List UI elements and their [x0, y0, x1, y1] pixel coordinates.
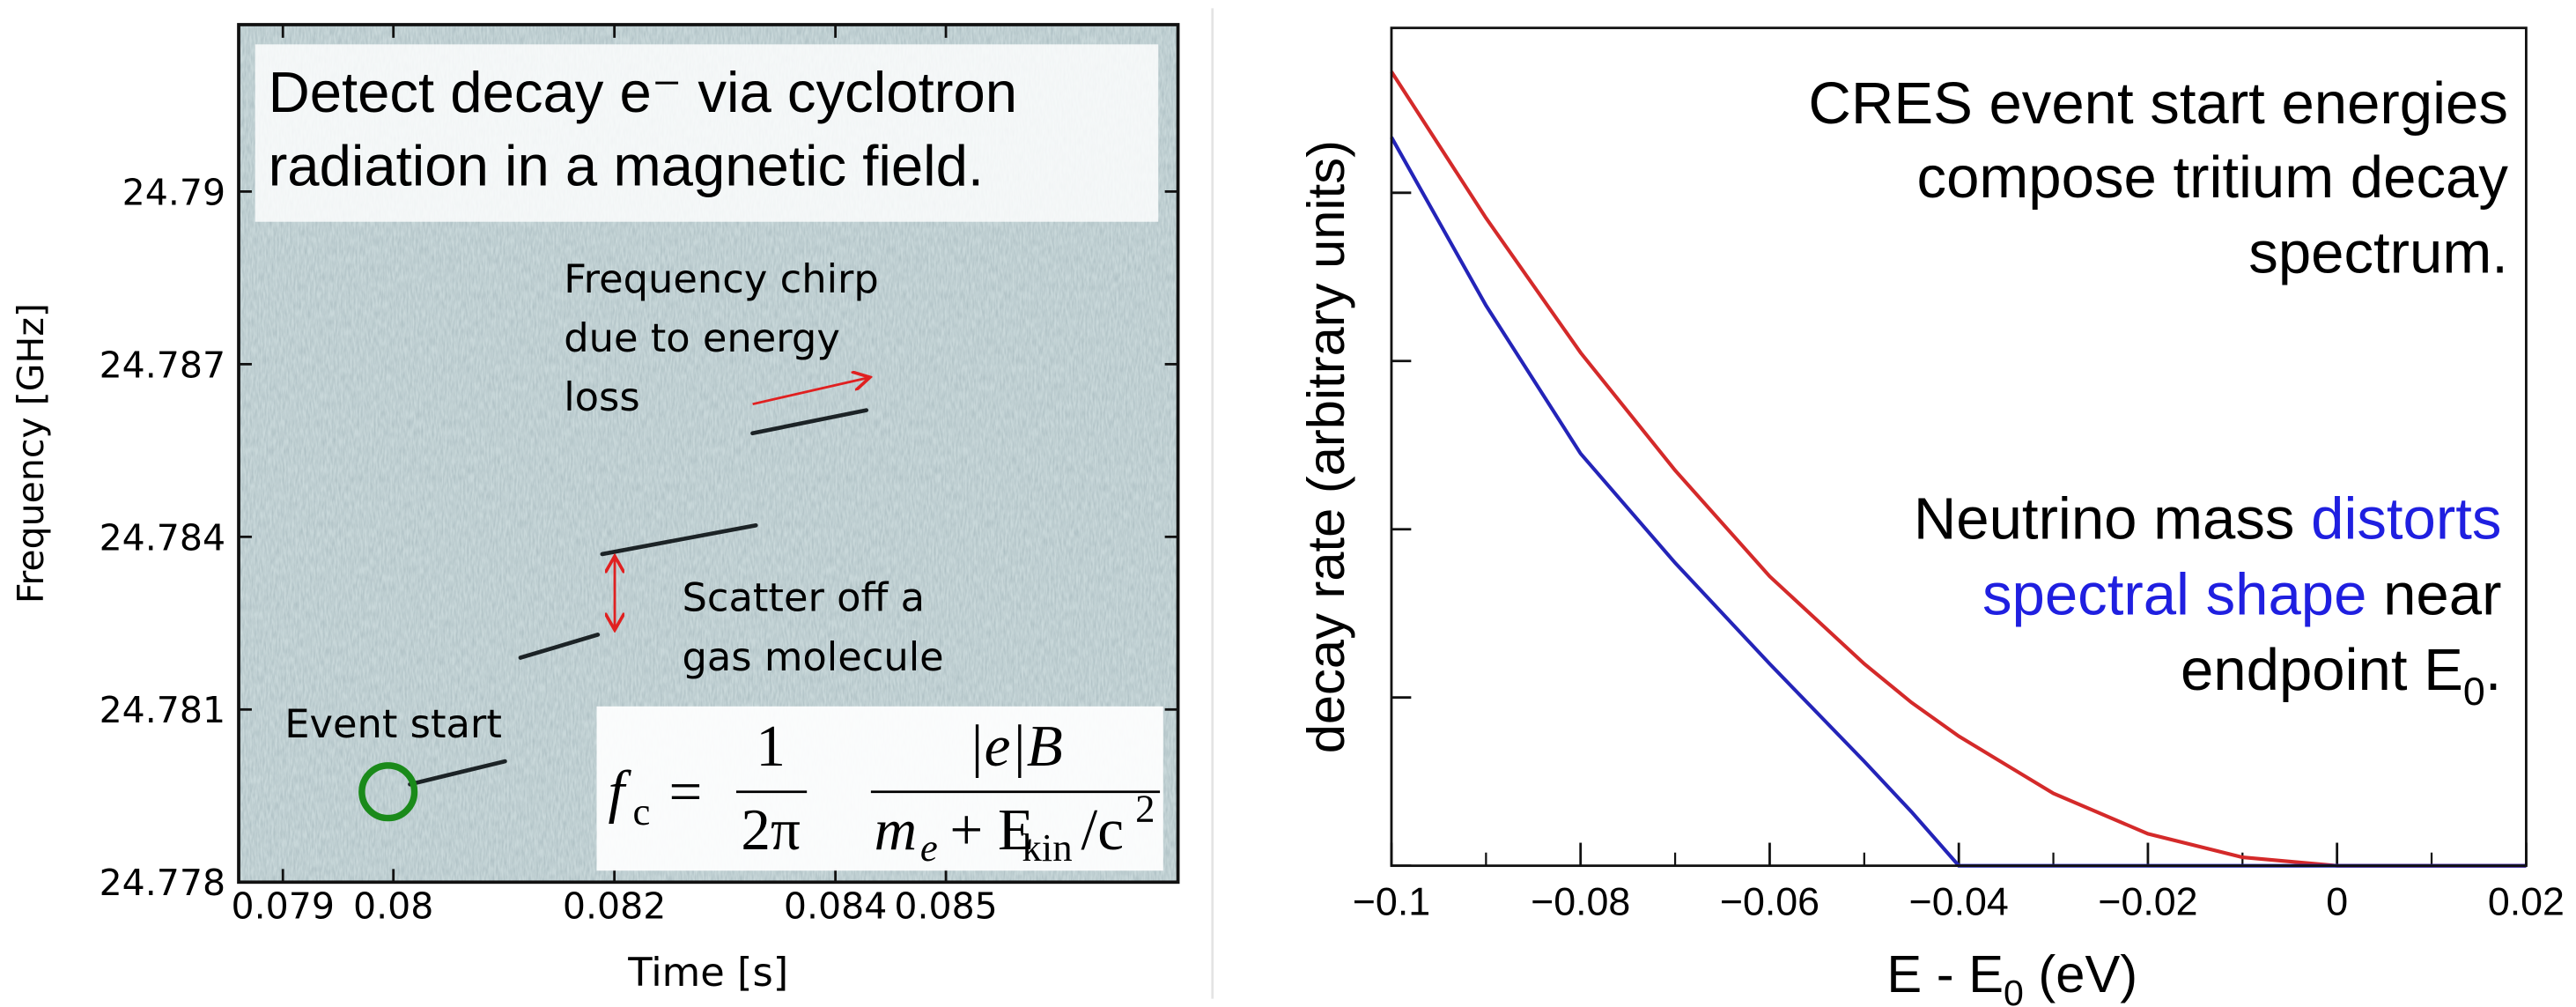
note-line: compose tritium decay	[1917, 144, 2509, 211]
formula-part: 2π	[741, 796, 800, 863]
formula-part: kin	[1022, 826, 1072, 870]
annotation: Event start	[284, 700, 502, 747]
x-tick-label: 0.079	[232, 885, 335, 927]
y-axis-label: decay rate (arbitrary units)	[1296, 140, 1355, 753]
note-line: spectrum.	[2248, 220, 2508, 286]
y-tick-label: 24.781	[100, 689, 226, 731]
annotation: gas molecule	[682, 633, 943, 680]
formula-part: c	[633, 789, 651, 833]
y-tick-label: 24.778	[100, 862, 226, 904]
y-tick-label: 24.787	[100, 344, 226, 386]
note-line: Neutrino mass distorts	[1914, 486, 2502, 552]
formula-part: |e|B	[968, 713, 1063, 779]
x-tick-label: 0.02	[2488, 880, 2565, 924]
y-tick-label: 24.784	[100, 516, 226, 559]
note-highlight: spectral shape	[1982, 561, 2366, 627]
note-highlight: distorts	[2311, 486, 2501, 552]
annotation: Scatter off a	[682, 574, 925, 621]
note-text: Neutrino mass	[1914, 486, 2311, 552]
formula-part: 1	[756, 713, 786, 779]
x-tick-label: 0.08	[353, 885, 433, 927]
text-box	[255, 44, 1159, 222]
x-tick-label: 0.084	[784, 885, 887, 927]
note-text: .	[2485, 637, 2502, 703]
y-axis-label: Frequency [GHz]	[10, 303, 52, 603]
y-tick-label: 24.79	[122, 171, 225, 213]
note-line: spectral shape near	[1982, 561, 2501, 627]
track	[408, 759, 507, 787]
formula-part: /c	[1081, 796, 1124, 863]
x-tick-label: −0.04	[1909, 880, 2009, 924]
annotation: Frequency chirp	[564, 255, 879, 302]
note-line: endpoint E0.	[2181, 637, 2501, 714]
x-label-part: (eV)	[2024, 944, 2137, 1003]
formula-part: =	[669, 759, 703, 825]
annotation: loss	[564, 374, 639, 420]
x-label-part: E - E	[1886, 944, 2004, 1003]
x-tick-label: −0.02	[2098, 880, 2197, 924]
note-text: near	[2366, 561, 2501, 627]
right-frame	[1390, 26, 2528, 868]
formula-box	[596, 706, 1163, 871]
annotation: due to energy	[564, 315, 840, 361]
x-tick-label: 0.082	[563, 885, 666, 927]
x-label-sub: 0	[2004, 973, 2024, 1007]
chirp-arrow	[752, 378, 868, 406]
text-box-line: radiation in a magnetic field.	[269, 134, 984, 198]
left-frame	[237, 23, 1180, 885]
x-axis-label: Time [s]	[627, 949, 788, 996]
formula-part: + E	[949, 796, 1034, 863]
track	[750, 408, 869, 436]
text-box-line: Detect decay e⁻ via cyclotron	[269, 60, 1017, 124]
note-line: CRES event start energies	[1808, 70, 2508, 137]
x-axis-label: E - E0 (eV)	[1886, 944, 2137, 1007]
track	[600, 522, 758, 557]
x-tick-label: −0.06	[1720, 880, 1819, 924]
right-chart: −0.1 −0.08 −0.06 −0.04 −0.02 0 0.02	[1353, 70, 2565, 924]
left-chart: 24.778 24.781 24.784 24.787 24.79 0.079 0.08 0.…	[100, 24, 1178, 927]
x-tick-label: 0	[2326, 880, 2348, 924]
note-text: endpoint E	[2181, 637, 2463, 703]
track	[518, 633, 601, 660]
note-subscript: 0	[2463, 670, 2485, 714]
event-start-circle	[358, 762, 418, 822]
formula-part: e	[920, 826, 938, 870]
x-tick-label: −0.1	[1353, 880, 1430, 924]
formula-part: m	[875, 796, 917, 863]
x-tick-label: −0.08	[1531, 880, 1630, 924]
x-tick-label: 0.085	[894, 885, 997, 927]
formula-part: 2	[1135, 786, 1155, 830]
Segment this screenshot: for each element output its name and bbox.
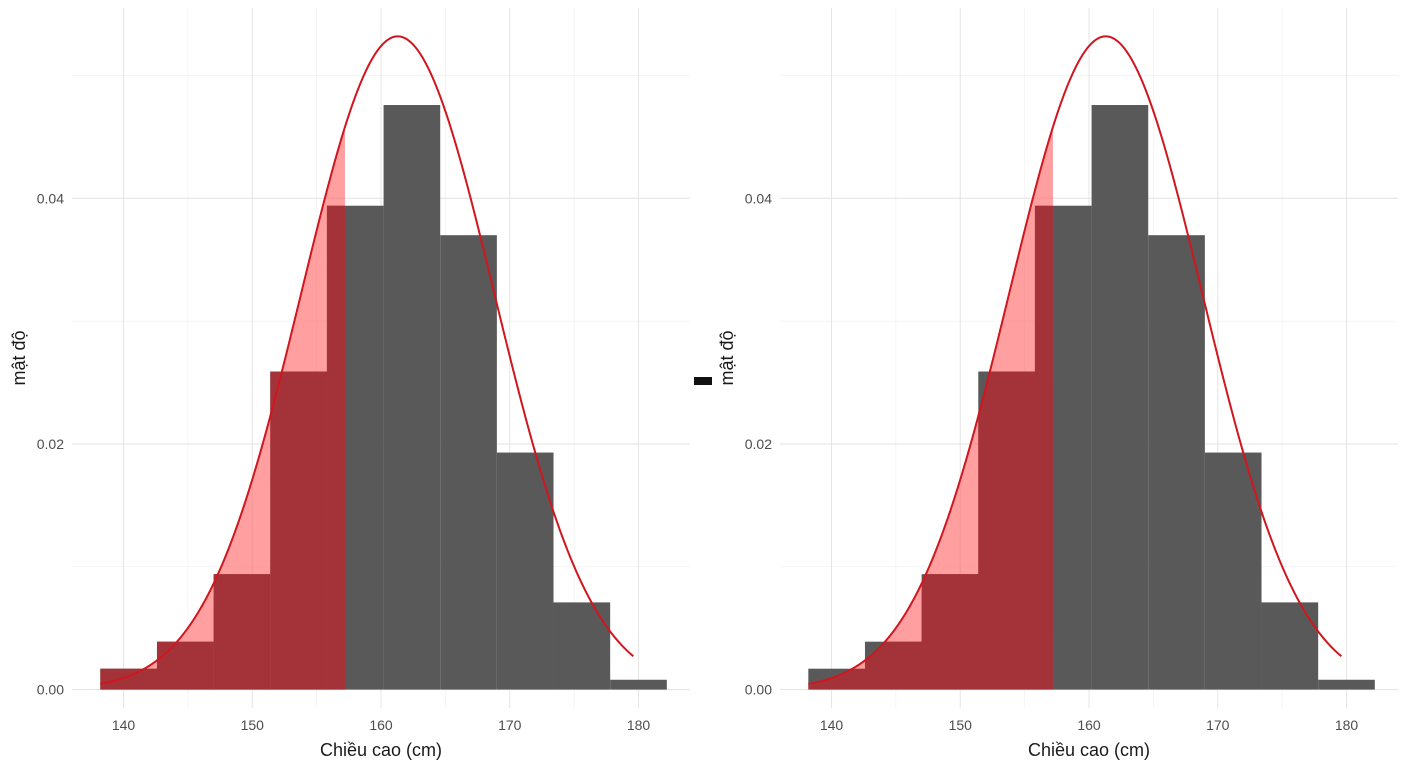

##############################

* SHORT PROBLEM *
Please copy the listing word for word, starting at the line that contains "note-line: compose tritium" and ending after the line that contains "note-line: spectral shape".

* EXERCISE SOLUTION *
note-line: compose tritium decay	[1917, 144, 2509, 211]
formula-part: 2π	[741, 796, 800, 863]
formula-part: kin	[1022, 826, 1072, 870]
annotation: Event start	[284, 700, 502, 747]
x-tick-label: 0.079	[232, 885, 335, 927]
y-axis-label: decay rate (arbitrary units)	[1296, 140, 1355, 753]
note-line: spectrum.	[2248, 220, 2508, 286]
y-tick-label: 24.781	[100, 689, 226, 731]
annotation: gas molecule	[682, 633, 943, 680]
formula-part: c	[633, 789, 651, 833]
y-tick-label: 24.778	[100, 862, 226, 904]
y-tick-label: 24.787	[100, 344, 226, 386]
note-line: Neutrino mass distorts	[1914, 486, 2502, 552]
formula-part: |e|B	[968, 713, 1063, 779]
x-tick-label: 0.02	[2488, 880, 2565, 924]
y-tick-label: 24.784	[100, 516, 226, 559]
note-highlight: spectral shape	[1982, 561, 2366, 627]
note-highlight: distorts	[2311, 486, 2501, 552]
annotation: Scatter off a	[682, 574, 925, 621]
note-text: Neutrino mass	[1914, 486, 2311, 552]
formula-part: 1	[756, 713, 786, 779]
x-tick-label: 0.08	[353, 885, 433, 927]
text-box	[255, 44, 1159, 222]
x-tick-label: 0.084	[784, 885, 887, 927]
note-text: .	[2485, 637, 2502, 703]
y-axis-label: Frequency [GHz]	[10, 303, 52, 603]
y-tick-label: 24.79	[122, 171, 225, 213]
note-line: spectral shape near	[1982, 561, 2501, 627]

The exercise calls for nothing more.